Task statement =>
Among the entries below, count the lines that contain the word "Correctional". Write down only the total.

Records supplied =>

● ● ● ● ●

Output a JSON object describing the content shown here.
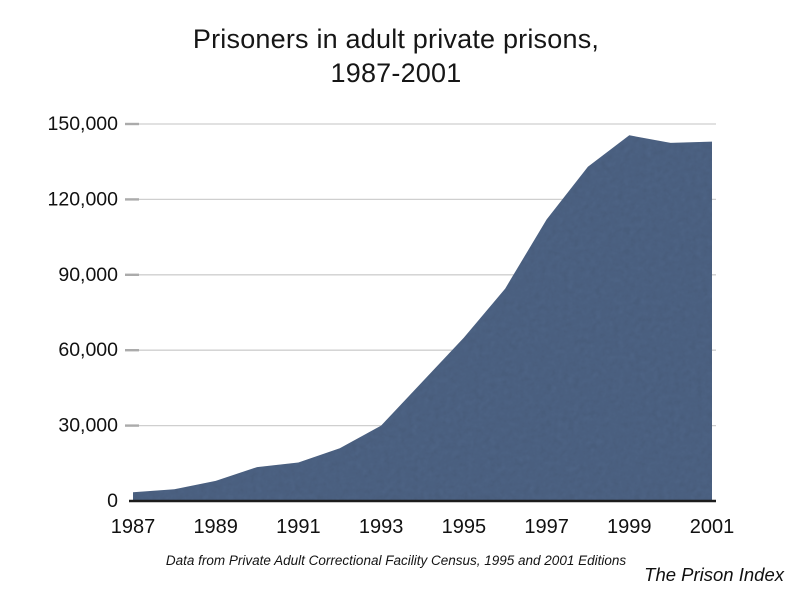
{
  "slide": {
    "title_line1": "Prisoners in adult private prisons,",
    "title_line2": "1987-2001",
    "caption": "Data from Private Adult Correctional Facility Census, 1995 and 2001 Editions",
    "credit": "The Prison Index"
  },
  "colors": {
    "area_fill": "#51688b",
    "gridline": "#cfcfcf",
    "tick": "#ababab",
    "axis_line": "#1c1c1c",
    "text": "#111111"
  },
  "chart_data": {
    "type": "area",
    "title": "Prisoners in adult private prisons, 1987-2001",
    "x": [
      1987,
      1988,
      1989,
      1990,
      1991,
      1992,
      1993,
      1994,
      1995,
      1996,
      1997,
      1998,
      1999,
      2000,
      2001
    ],
    "values": [
      3500,
      4700,
      8000,
      13500,
      15300,
      21000,
      30000,
      47500,
      65000,
      84500,
      112000,
      133000,
      145500,
      142500,
      143000
    ],
    "xlim": [
      1987,
      2001
    ],
    "ylim": [
      0,
      150000
    ],
    "x_ticks": [
      1987,
      1989,
      1991,
      1993,
      1995,
      1997,
      1999,
      2001
    ],
    "x_tick_labels": [
      "1987",
      "1989",
      "1991",
      "1993",
      "1995",
      "1997",
      "1999",
      "2001"
    ],
    "y_ticks": [
      0,
      30000,
      60000,
      90000,
      120000,
      150000
    ],
    "y_tick_labels": [
      "0",
      "30,000",
      "60,000",
      "90,000",
      "120,000",
      "150,000"
    ],
    "grid": "horizontal-only",
    "legend": "none",
    "area_color": "#51688b",
    "source_note": "Data from Private Adult Correctional Facility Census, 1995 and 2001 Editions",
    "credit": "The Prison Index"
  }
}
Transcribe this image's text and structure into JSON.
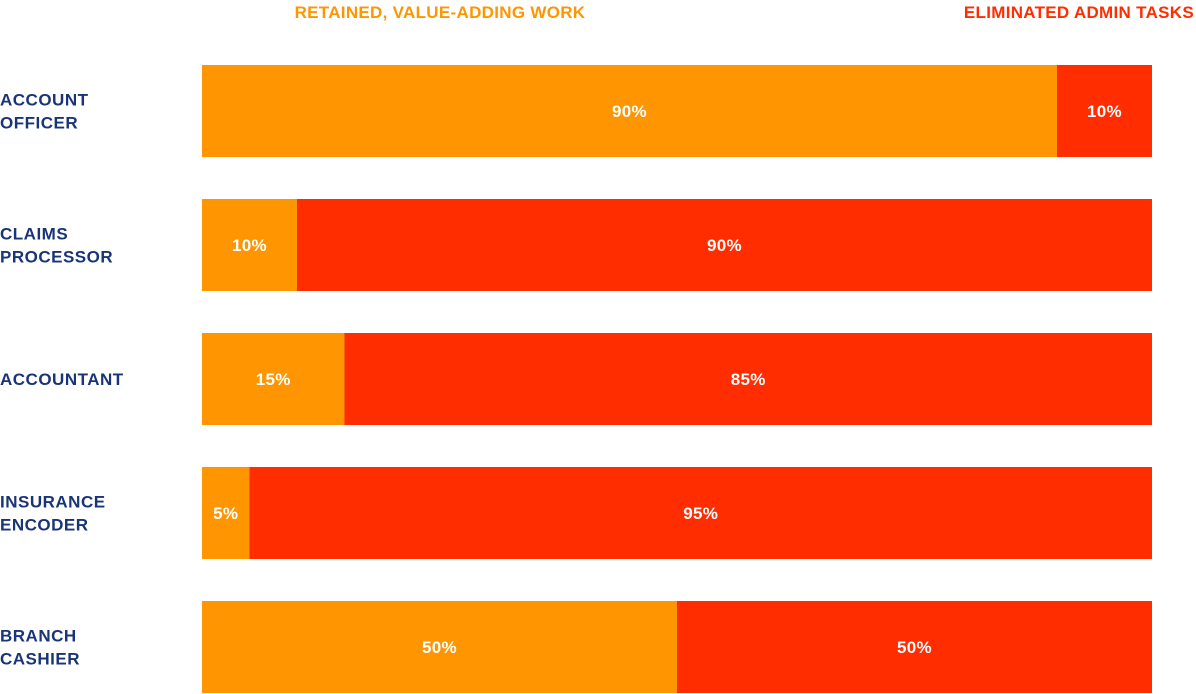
{
  "chart_data": {
    "type": "bar",
    "orientation": "horizontal",
    "stacked": true,
    "normalized": true,
    "title": "",
    "xlabel": "",
    "ylabel": "",
    "xlim": [
      0,
      100
    ],
    "grid": false,
    "legend_position": "top",
    "categories": [
      [
        "ACCOUNT",
        "OFFICER"
      ],
      [
        "CLAIMS",
        "PROCESSOR"
      ],
      [
        "ACCOUNTANT"
      ],
      [
        "INSURANCE",
        "ENCODER"
      ],
      [
        "BRANCH",
        "CASHIER"
      ]
    ],
    "series": [
      {
        "name": "RETAINED, VALUE-ADDING WORK",
        "color": "#FF9500",
        "values": [
          90,
          10,
          15,
          5,
          50
        ],
        "labels": [
          "90%",
          "10%",
          "15%",
          "5%",
          "50%"
        ]
      },
      {
        "name": "ELIMINATED ADMIN TASKS",
        "color": "#FF2D00",
        "values": [
          10,
          90,
          85,
          95,
          50
        ],
        "labels": [
          "10%",
          "90%",
          "85%",
          "95%",
          "50%"
        ]
      }
    ],
    "category_label_color": "#1A3478"
  }
}
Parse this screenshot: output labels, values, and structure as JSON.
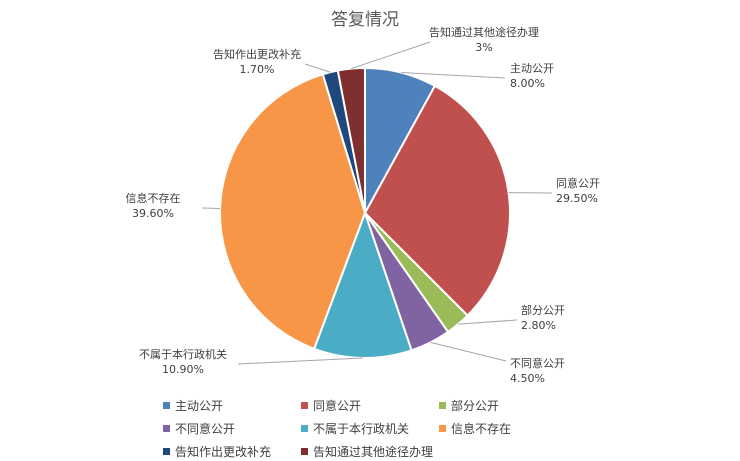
{
  "chart_data": {
    "type": "pie",
    "title": "答复情况",
    "legend_placement": "bottom",
    "slices": [
      {
        "label": "主动公开",
        "value": 8.0,
        "display": "8.00%",
        "color": "#4f81bd"
      },
      {
        "label": "同意公开",
        "value": 29.5,
        "display": "29.50%",
        "color": "#c0504d"
      },
      {
        "label": "部分公开",
        "value": 2.8,
        "display": "2.80%",
        "color": "#9bbb59"
      },
      {
        "label": "不同意公开",
        "value": 4.5,
        "display": "4.50%",
        "color": "#8064a2"
      },
      {
        "label": "不属于本行政机关",
        "value": 10.9,
        "display": "10.90%",
        "color": "#4bacc6"
      },
      {
        "label": "信息不存在",
        "value": 39.6,
        "display": "39.60%",
        "color": "#f79646"
      },
      {
        "label": "告知作出更改补充",
        "value": 1.7,
        "display": "1.70%",
        "color": "#1f497d"
      },
      {
        "label": "告知通过其他途径办理",
        "value": 3,
        "display": "3%",
        "color": "#7f2f2f"
      }
    ]
  }
}
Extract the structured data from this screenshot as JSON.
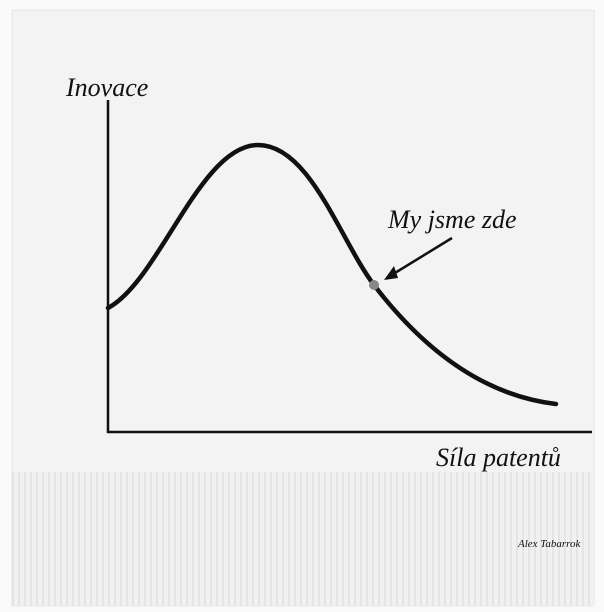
{
  "axes": {
    "y_label": "Inovace",
    "x_label": "Síla patentů"
  },
  "annotation": "My jsme zde",
  "signature": "Alex Tabarrok"
}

● ● ● ● ●

Result of this exercise =>
2